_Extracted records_

'''

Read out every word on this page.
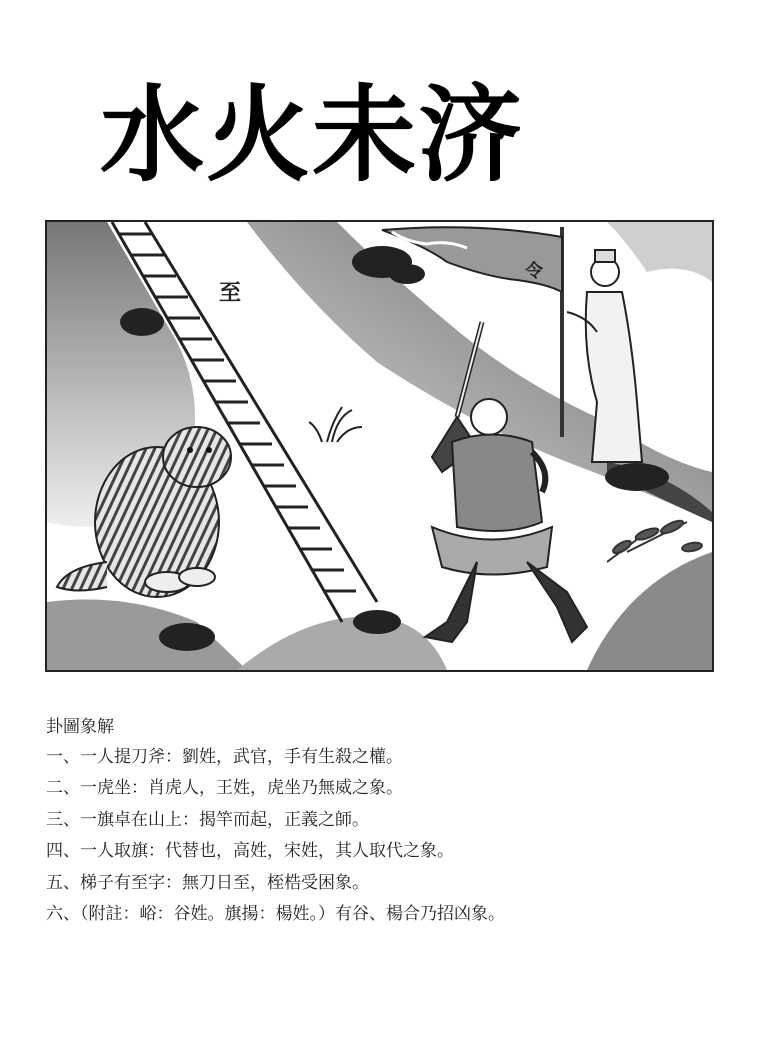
水火未济
至
令
卦圖象解
一、一人提刀斧：劉姓，武官，手有生殺之權。
二、一虎坐：肖虎人，王姓，虎坐乃無威之象。
三、一旗卓在山上：揭竿而起，正義之師。
四、一人取旗：代替也，高姓，宋姓，其人取代之象。
五、梯子有至字：無刀日至，桎梏受困象。
六、（附註：峪：谷姓。旗揚：楊姓。）有谷、楊合乃招凶象。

'''

Extract all the data above exactly, excluding every picture.

Read out every word on this page.
水火未济
至
令
卦圖象解
一、一人提刀斧：劉姓，武官，手有生殺之權。
二、一虎坐：肖虎人，王姓，虎坐乃無威之象。
三、一旗卓在山上：揭竿而起，正義之師。
四、一人取旗：代替也，高姓，宋姓，其人取代之象。
五、梯子有至字：無刀日至，桎梏受困象。
六、（附註：峪：谷姓。旗揚：楊姓。）有谷、楊合乃招凶象。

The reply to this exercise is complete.